Retype all of the data exactly as given.

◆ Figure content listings
>>>>>
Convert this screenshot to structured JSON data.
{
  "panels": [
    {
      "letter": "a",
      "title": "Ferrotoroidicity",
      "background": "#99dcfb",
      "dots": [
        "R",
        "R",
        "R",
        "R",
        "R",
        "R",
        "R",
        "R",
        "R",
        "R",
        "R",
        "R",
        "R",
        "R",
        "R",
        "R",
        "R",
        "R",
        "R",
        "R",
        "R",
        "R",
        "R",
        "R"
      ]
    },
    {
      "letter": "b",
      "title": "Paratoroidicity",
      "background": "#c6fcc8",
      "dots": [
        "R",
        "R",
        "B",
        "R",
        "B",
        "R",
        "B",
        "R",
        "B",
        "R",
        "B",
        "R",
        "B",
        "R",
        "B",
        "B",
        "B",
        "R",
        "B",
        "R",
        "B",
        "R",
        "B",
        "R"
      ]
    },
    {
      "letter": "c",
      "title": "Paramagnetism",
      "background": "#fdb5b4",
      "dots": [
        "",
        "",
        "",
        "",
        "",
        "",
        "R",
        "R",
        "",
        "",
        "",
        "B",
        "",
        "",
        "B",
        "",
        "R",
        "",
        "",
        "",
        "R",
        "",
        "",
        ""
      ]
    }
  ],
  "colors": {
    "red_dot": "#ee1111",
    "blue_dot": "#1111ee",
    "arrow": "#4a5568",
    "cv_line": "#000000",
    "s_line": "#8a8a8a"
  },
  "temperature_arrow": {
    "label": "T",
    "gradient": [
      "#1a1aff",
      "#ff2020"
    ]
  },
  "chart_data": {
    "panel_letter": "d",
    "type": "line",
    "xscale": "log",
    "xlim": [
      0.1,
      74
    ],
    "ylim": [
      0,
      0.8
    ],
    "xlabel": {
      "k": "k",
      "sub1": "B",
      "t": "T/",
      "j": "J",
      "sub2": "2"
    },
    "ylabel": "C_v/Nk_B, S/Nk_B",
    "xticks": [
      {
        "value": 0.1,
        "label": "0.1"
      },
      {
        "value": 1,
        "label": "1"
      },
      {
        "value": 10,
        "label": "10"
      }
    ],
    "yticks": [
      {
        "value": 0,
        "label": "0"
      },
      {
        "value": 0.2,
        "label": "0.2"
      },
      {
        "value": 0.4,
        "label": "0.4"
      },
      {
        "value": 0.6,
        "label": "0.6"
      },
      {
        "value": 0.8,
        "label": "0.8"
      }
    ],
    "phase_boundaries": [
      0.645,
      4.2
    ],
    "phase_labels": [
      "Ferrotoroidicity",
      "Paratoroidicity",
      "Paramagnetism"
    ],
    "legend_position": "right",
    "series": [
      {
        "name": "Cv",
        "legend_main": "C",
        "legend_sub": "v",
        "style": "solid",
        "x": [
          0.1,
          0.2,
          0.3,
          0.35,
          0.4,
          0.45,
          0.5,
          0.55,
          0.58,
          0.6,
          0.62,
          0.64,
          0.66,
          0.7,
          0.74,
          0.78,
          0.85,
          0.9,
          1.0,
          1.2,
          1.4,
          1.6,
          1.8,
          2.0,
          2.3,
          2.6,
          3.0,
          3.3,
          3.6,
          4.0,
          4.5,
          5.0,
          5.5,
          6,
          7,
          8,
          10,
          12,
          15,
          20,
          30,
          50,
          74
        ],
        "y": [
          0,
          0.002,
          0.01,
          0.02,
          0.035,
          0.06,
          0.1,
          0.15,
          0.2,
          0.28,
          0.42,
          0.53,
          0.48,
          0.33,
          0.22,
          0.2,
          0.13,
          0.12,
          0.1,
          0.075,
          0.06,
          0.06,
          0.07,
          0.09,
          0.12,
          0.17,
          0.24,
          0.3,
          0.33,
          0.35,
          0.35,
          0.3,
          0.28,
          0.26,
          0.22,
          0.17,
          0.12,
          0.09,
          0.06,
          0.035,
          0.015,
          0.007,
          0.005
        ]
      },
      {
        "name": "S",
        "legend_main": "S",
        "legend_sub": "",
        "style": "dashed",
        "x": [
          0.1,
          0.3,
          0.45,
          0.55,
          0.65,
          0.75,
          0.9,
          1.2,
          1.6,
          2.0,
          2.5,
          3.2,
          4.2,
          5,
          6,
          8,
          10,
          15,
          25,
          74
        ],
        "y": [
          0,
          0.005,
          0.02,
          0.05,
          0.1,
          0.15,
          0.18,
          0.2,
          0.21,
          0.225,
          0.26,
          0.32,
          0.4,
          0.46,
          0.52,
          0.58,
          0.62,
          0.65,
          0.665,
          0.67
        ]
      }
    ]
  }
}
<<<<<
◆ Exercise result
Convert this screenshot to structured JSON data.
{
  "panels": [
    {
      "letter": "a",
      "title": "Ferrotoroidicity",
      "background": "#99dcfb",
      "dots": [
        "R",
        "R",
        "R",
        "R",
        "R",
        "R",
        "R",
        "R",
        "R",
        "R",
        "R",
        "R",
        "R",
        "R",
        "R",
        "R",
        "R",
        "R",
        "R",
        "R",
        "R",
        "R",
        "R",
        "R"
      ]
    },
    {
      "letter": "b",
      "title": "Paratoroidicity",
      "background": "#c6fcc8",
      "dots": [
        "R",
        "R",
        "B",
        "R",
        "B",
        "R",
        "B",
        "R",
        "B",
        "R",
        "B",
        "R",
        "B",
        "R",
        "B",
        "B",
        "B",
        "R",
        "B",
        "R",
        "B",
        "R",
        "B",
        "R"
      ]
    },
    {
      "letter": "c",
      "title": "Paramagnetism",
      "background": "#fdb5b4",
      "dots": [
        "",
        "",
        "",
        "",
        "",
        "",
        "R",
        "R",
        "",
        "",
        "",
        "B",
        "",
        "",
        "B",
        "",
        "R",
        "",
        "",
        "",
        "R",
        "",
        "",
        ""
      ]
    }
  ],
  "colors": {
    "red_dot": "#ee1111",
    "blue_dot": "#1111ee",
    "arrow": "#4a5568",
    "cv_line": "#000000",
    "s_line": "#8a8a8a"
  },
  "temperature_arrow": {
    "label": "T",
    "gradient": [
      "#1a1aff",
      "#ff2020"
    ]
  },
  "chart_data": {
    "panel_letter": "d",
    "type": "line",
    "xscale": "log",
    "xlim": [
      0.1,
      74
    ],
    "ylim": [
      0,
      0.8
    ],
    "xlabel": {
      "k": "k",
      "sub1": "B",
      "t": "T/",
      "j": "J",
      "sub2": "2"
    },
    "ylabel": "C_v/Nk_B, S/Nk_B",
    "xticks": [
      {
        "value": 0.1,
        "label": "0.1"
      },
      {
        "value": 1,
        "label": "1"
      },
      {
        "value": 10,
        "label": "10"
      }
    ],
    "yticks": [
      {
        "value": 0,
        "label": "0"
      },
      {
        "value": 0.2,
        "label": "0.2"
      },
      {
        "value": 0.4,
        "label": "0.4"
      },
      {
        "value": 0.6,
        "label": "0.6"
      },
      {
        "value": 0.8,
        "label": "0.8"
      }
    ],
    "phase_boundaries": [
      0.645,
      4.2
    ],
    "phase_labels": [
      "Ferrotoroidicity",
      "Paratoroidicity",
      "Paramagnetism"
    ],
    "legend_position": "right",
    "series": [
      {
        "name": "Cv",
        "legend_main": "C",
        "legend_sub": "v",
        "style": "solid",
        "x": [
          0.1,
          0.2,
          0.3,
          0.35,
          0.4,
          0.45,
          0.5,
          0.55,
          0.58,
          0.6,
          0.62,
          0.64,
          0.66,
          0.7,
          0.74,
          0.78,
          0.85,
          0.9,
          1.0,
          1.2,
          1.4,
          1.6,
          1.8,
          2.0,
          2.3,
          2.6,
          3.0,
          3.3,
          3.6,
          4.0,
          4.5,
          5.0,
          5.5,
          6,
          7,
          8,
          10,
          12,
          15,
          20,
          30,
          50,
          74
        ],
        "y": [
          0,
          0.002,
          0.01,
          0.02,
          0.035,
          0.06,
          0.1,
          0.15,
          0.2,
          0.28,
          0.42,
          0.53,
          0.48,
          0.33,
          0.22,
          0.2,
          0.13,
          0.12,
          0.1,
          0.075,
          0.06,
          0.06,
          0.07,
          0.09,
          0.12,
          0.17,
          0.24,
          0.3,
          0.33,
          0.35,
          0.35,
          0.3,
          0.28,
          0.26,
          0.22,
          0.17,
          0.12,
          0.09,
          0.06,
          0.035,
          0.015,
          0.007,
          0.005
        ]
      },
      {
        "name": "S",
        "legend_main": "S",
        "legend_sub": "",
        "style": "dashed",
        "x": [
          0.1,
          0.3,
          0.45,
          0.55,
          0.65,
          0.75,
          0.9,
          1.2,
          1.6,
          2.0,
          2.5,
          3.2,
          4.2,
          5,
          6,
          8,
          10,
          15,
          25,
          74
        ],
        "y": [
          0,
          0.005,
          0.02,
          0.05,
          0.1,
          0.15,
          0.18,
          0.2,
          0.21,
          0.225,
          0.26,
          0.32,
          0.4,
          0.46,
          0.52,
          0.58,
          0.62,
          0.65,
          0.665,
          0.67
        ]
      }
    ]
  }
}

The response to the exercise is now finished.